**Aim:** Pictures stay out of the copy; set down each line of the listing below exactly.

┌────────

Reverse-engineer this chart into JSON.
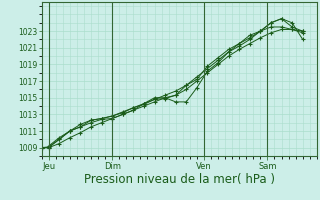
{
  "bg_color": "#cceee8",
  "plot_bg_color": "#cceee8",
  "grid_color": "#aaddcc",
  "line_color": "#1a5c1a",
  "marker_color": "#1a5c1a",
  "xlabel": "Pression niveau de la mer( hPa )",
  "xlabel_fontsize": 8.5,
  "xlim": [
    0,
    78
  ],
  "ylim": [
    1008.0,
    1026.5
  ],
  "yticks": [
    1009,
    1011,
    1013,
    1015,
    1017,
    1019,
    1021,
    1023
  ],
  "xtick_labels": [
    "Jeu",
    "Dim",
    "Ven",
    "Sam"
  ],
  "xtick_positions": [
    2,
    20,
    46,
    64
  ],
  "day_lines": [
    2,
    20,
    46,
    64
  ],
  "series1": {
    "x": [
      0,
      2,
      5,
      8,
      11,
      14,
      17,
      20,
      23,
      26,
      29,
      32,
      35,
      38,
      41,
      44,
      47,
      50,
      53,
      56,
      59,
      62,
      65,
      68,
      71,
      74
    ],
    "y": [
      1009,
      1009,
      1009.5,
      1010.2,
      1010.8,
      1011.5,
      1012.0,
      1012.5,
      1013.0,
      1013.5,
      1014.0,
      1014.5,
      1015.0,
      1015.3,
      1016.0,
      1017.0,
      1018.0,
      1019.0,
      1020.0,
      1020.8,
      1021.5,
      1022.2,
      1022.8,
      1023.2,
      1023.2,
      1023.0
    ]
  },
  "series2": {
    "x": [
      0,
      2,
      5,
      8,
      11,
      14,
      17,
      20,
      23,
      26,
      29,
      32,
      35,
      38,
      41,
      44,
      47,
      50,
      53,
      56,
      59,
      62,
      65,
      68,
      71,
      74
    ],
    "y": [
      1009,
      1009.1,
      1010.0,
      1011.0,
      1011.5,
      1012.0,
      1012.4,
      1012.5,
      1013.0,
      1013.5,
      1014.3,
      1015.0,
      1015.0,
      1014.5,
      1014.5,
      1016.2,
      1018.2,
      1019.2,
      1020.5,
      1021.5,
      1022.5,
      1023.0,
      1024.0,
      1024.5,
      1024.0,
      1022.0
    ]
  },
  "series3": {
    "x": [
      0,
      2,
      5,
      8,
      11,
      14,
      17,
      20,
      23,
      26,
      29,
      32,
      35,
      38,
      41,
      44,
      47,
      50,
      53,
      56,
      59,
      62,
      65,
      68,
      71,
      74
    ],
    "y": [
      1009,
      1009,
      1010.0,
      1011.0,
      1011.5,
      1012.3,
      1012.5,
      1012.8,
      1013.2,
      1013.8,
      1014.2,
      1014.8,
      1014.9,
      1015.3,
      1016.5,
      1017.5,
      1018.5,
      1019.5,
      1020.5,
      1021.2,
      1022.0,
      1023.0,
      1024.0,
      1024.5,
      1023.5,
      1023.0
    ]
  },
  "series4": {
    "x": [
      2,
      5,
      8,
      11,
      14,
      17,
      20,
      23,
      26,
      29,
      32,
      35,
      38,
      41,
      44,
      47,
      50,
      53,
      56,
      59,
      62,
      65,
      68,
      71,
      74
    ],
    "y": [
      1009.2,
      1010.2,
      1011.0,
      1011.8,
      1012.3,
      1012.5,
      1012.8,
      1013.3,
      1013.8,
      1014.3,
      1014.8,
      1015.3,
      1015.8,
      1016.5,
      1017.2,
      1018.8,
      1019.8,
      1020.8,
      1021.5,
      1022.2,
      1023.0,
      1023.5,
      1023.5,
      1023.2,
      1022.8
    ]
  }
}
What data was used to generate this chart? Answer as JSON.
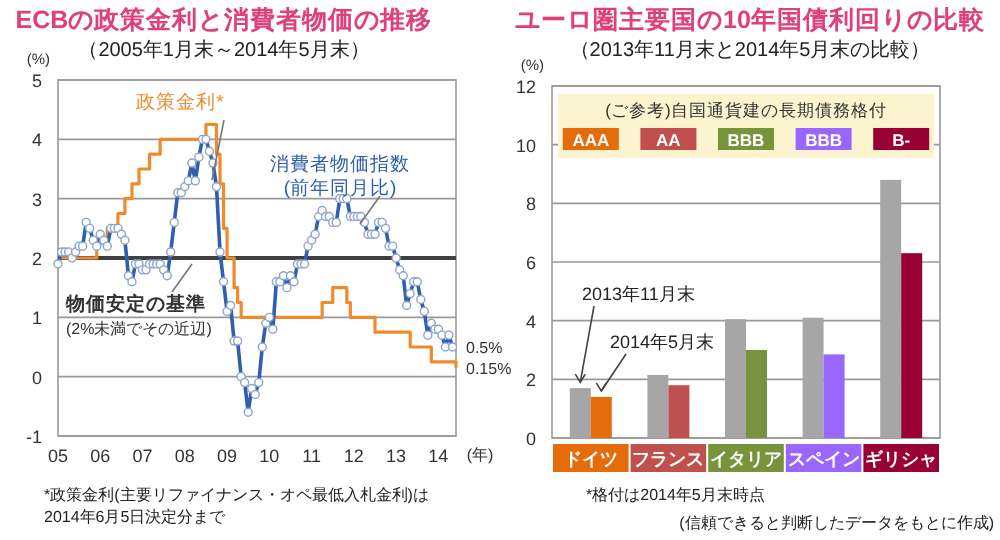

└────────

**Task result:**
Reverse-engineer this chart into JSON.
{
  "bg_color": "#cceee8",
  "plot_bg_color": "#cceee8",
  "grid_color": "#aaddcc",
  "line_color": "#1a5c1a",
  "marker_color": "#1a5c1a",
  "xlabel": "Pression niveau de la mer( hPa )",
  "xlabel_fontsize": 8.5,
  "xlim": [
    0,
    78
  ],
  "ylim": [
    1008.0,
    1026.5
  ],
  "yticks": [
    1009,
    1011,
    1013,
    1015,
    1017,
    1019,
    1021,
    1023
  ],
  "xtick_labels": [
    "Jeu",
    "Dim",
    "Ven",
    "Sam"
  ],
  "xtick_positions": [
    2,
    20,
    46,
    64
  ],
  "day_lines": [
    2,
    20,
    46,
    64
  ],
  "series1": {
    "x": [
      0,
      2,
      5,
      8,
      11,
      14,
      17,
      20,
      23,
      26,
      29,
      32,
      35,
      38,
      41,
      44,
      47,
      50,
      53,
      56,
      59,
      62,
      65,
      68,
      71,
      74
    ],
    "y": [
      1009,
      1009,
      1009.5,
      1010.2,
      1010.8,
      1011.5,
      1012.0,
      1012.5,
      1013.0,
      1013.5,
      1014.0,
      1014.5,
      1015.0,
      1015.3,
      1016.0,
      1017.0,
      1018.0,
      1019.0,
      1020.0,
      1020.8,
      1021.5,
      1022.2,
      1022.8,
      1023.2,
      1023.2,
      1023.0
    ]
  },
  "series2": {
    "x": [
      0,
      2,
      5,
      8,
      11,
      14,
      17,
      20,
      23,
      26,
      29,
      32,
      35,
      38,
      41,
      44,
      47,
      50,
      53,
      56,
      59,
      62,
      65,
      68,
      71,
      74
    ],
    "y": [
      1009,
      1009.1,
      1010.0,
      1011.0,
      1011.5,
      1012.0,
      1012.4,
      1012.5,
      1013.0,
      1013.5,
      1014.3,
      1015.0,
      1015.0,
      1014.5,
      1014.5,
      1016.2,
      1018.2,
      1019.2,
      1020.5,
      1021.5,
      1022.5,
      1023.0,
      1024.0,
      1024.5,
      1024.0,
      1022.0
    ]
  },
  "series3": {
    "x": [
      0,
      2,
      5,
      8,
      11,
      14,
      17,
      20,
      23,
      26,
      29,
      32,
      35,
      38,
      41,
      44,
      47,
      50,
      53,
      56,
      59,
      62,
      65,
      68,
      71,
      74
    ],
    "y": [
      1009,
      1009,
      1010.0,
      1011.0,
      1011.5,
      1012.3,
      1012.5,
      1012.8,
      1013.2,
      1013.8,
      1014.2,
      1014.8,
      1014.9,
      1015.3,
      1016.5,
      1017.5,
      1018.5,
      1019.5,
      1020.5,
      1021.2,
      1022.0,
      1023.0,
      1024.0,
      1024.5,
      1023.5,
      1023.0
    ]
  },
  "series4": {
    "x": [
      2,
      5,
      8,
      11,
      14,
      17,
      20,
      23,
      26,
      29,
      32,
      35,
      38,
      41,
      44,
      47,
      50,
      53,
      56,
      59,
      62,
      65,
      68,
      71,
      74
    ],
    "y": [
      1009.2,
      1010.2,
      1011.0,
      1011.8,
      1012.3,
      1012.5,
      1012.8,
      1013.3,
      1013.8,
      1014.3,
      1014.8,
      1015.3,
      1015.8,
      1016.5,
      1017.2,
      1018.8,
      1019.8,
      1020.8,
      1021.5,
      1022.2,
      1023.0,
      1023.5,
      1023.5,
      1023.2,
      1022.8
    ]
  }
}
What data was used to generate this chart? Answer as JSON.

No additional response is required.